Kolasin, which is the centre of a regional municipality of about 10,000 people, has a small media market that includes just one local newspaper named Kolasin and four correspondents working for the national dailies — Pobjeda, Dan, Vijesti and Dnevne Novine. There is no local TV station. The local government is run by a coalition of opposition parties — Democratic Front, the Social Democratic Party of Montenegro (SDP) and the Socialist People’s Party of Montenegro — while the Democratic Party of Socialists is the majority party in the national parliament and it runs the Government.
Mapping Media FreedomThis article is a case study drawn from the issues documented by Mapping Media Freedom, Index on Censorship’s project that monitors threats to press freedom in 42 European and neighbouring countries. |
In two of the cases, the local official, Zeljka Vuksanovic, an opposition politician belonging to SDP, had intentionally not invited Zorica Bulatovic, Kolasin correspondent for the governing party-aligned daily newspaper Dnevne Novine, to press conferences. In the third case, Bulatovic reported that she was verbally harassed.
Bulatovic told MMF that she is being blocked from reporting on Kolasin’s administration as a result of her critical reporting. In a statement to MMF, the mayor said that Bulatovic’s politically motivated reporting is the reason the journalist is not being invited to press conferences. “If you read her articles you will see why I am not communicating with her. You will see that those articles are not articles written by a journalist,” Vuksanovic wrote.
According to CDM, a media outlet owned by the Greek businessman Petros Stathis, who also owns the Dnevne Novine and another daily, Pobjeda, Bulatovic was not invited to an 8 July press session organised by the municipality. The news outlet also reported that Vuksanovic forbid municipality departments from cooperating with or providing information to Bulatovic.
Ten days later, on 18 July, the reporter was the only local journalist not included in a press conference organised after the visit of the national government’s minister for human and minority rights, Suad Numanovic, who called on officials to reverse their decision regarding Bulatovic.
The third incident occurred on 28 August when, in a speech, Vuksanovic said that the local ruling coalition had succeeded in triumphing over “crime, political corruption and media sputum”. Incensed by the speech, the five reporters that were present asked the mayor for an apology and further clarification on her points. The following day, Vuksanovic addressed her reply to four of the journalists, again omitting Bulatovic.
In the response, the mayor said that the term “media sputum” was not directed to the four journalists, but to the “media sputum that is hiding behind journalism as a profession”.

DATASET SECTION:
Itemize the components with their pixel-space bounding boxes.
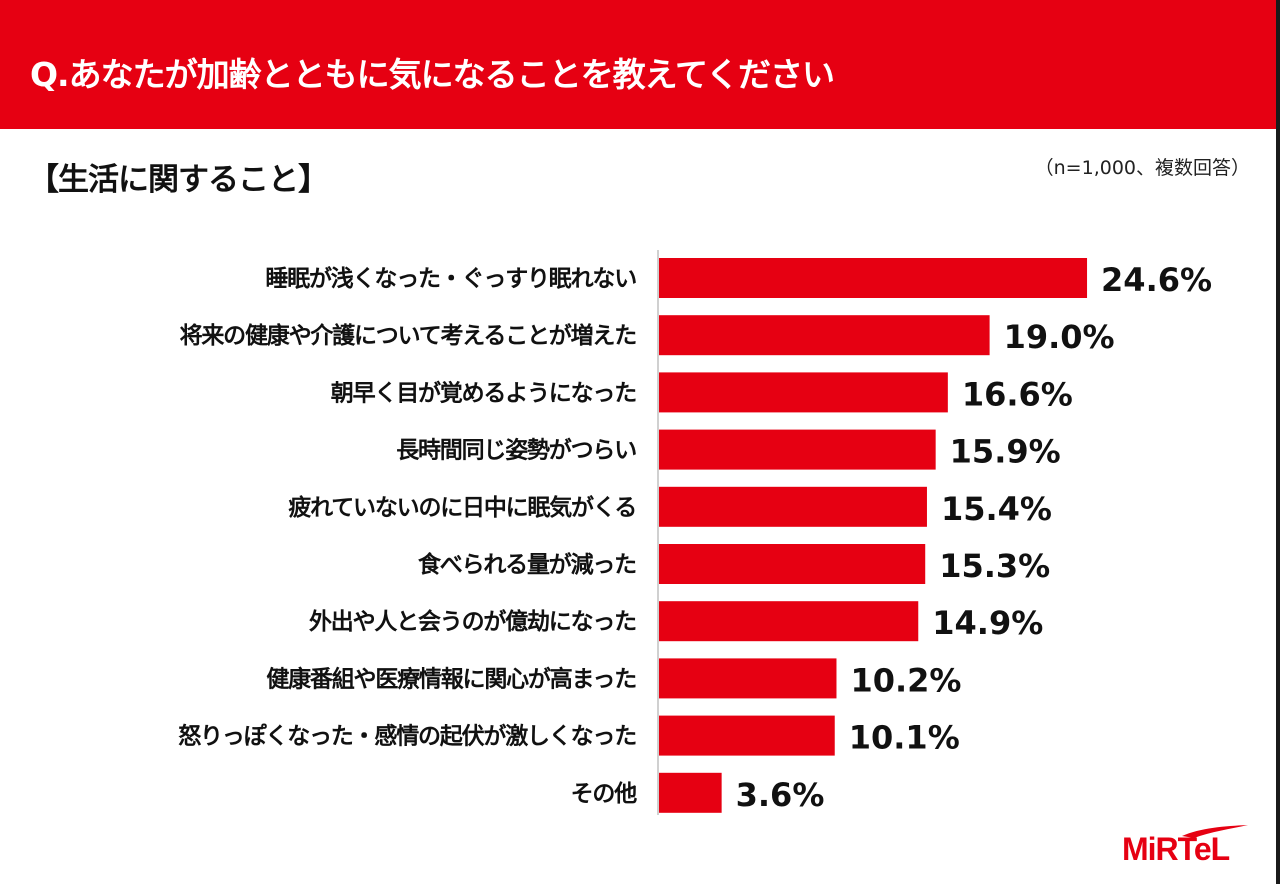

WHAT YOU NEED TO DO: Please duplicate the part of the Kolasin press report that opens with the words containing "Ten days later, on" and closes with "again omitting Bulatovic.".

RESPONSE TO THE TASK:
Ten days later, on 18 July, the reporter was the only local journalist not included in a press conference organised after the visit of the national government’s minister for human and minority rights, Suad Numanovic, who called on officials to reverse their decision regarding Bulatovic.
The third incident occurred on 28 August when, in a speech, Vuksanovic said that the local ruling coalition had succeeded in triumphing over “crime, political corruption and media sputum”. Incensed by the speech, the five reporters that were present asked the mayor for an apology and further clarification on her points. The following day, Vuksanovic addressed her reply to four of the journalists, again omitting Bulatovic.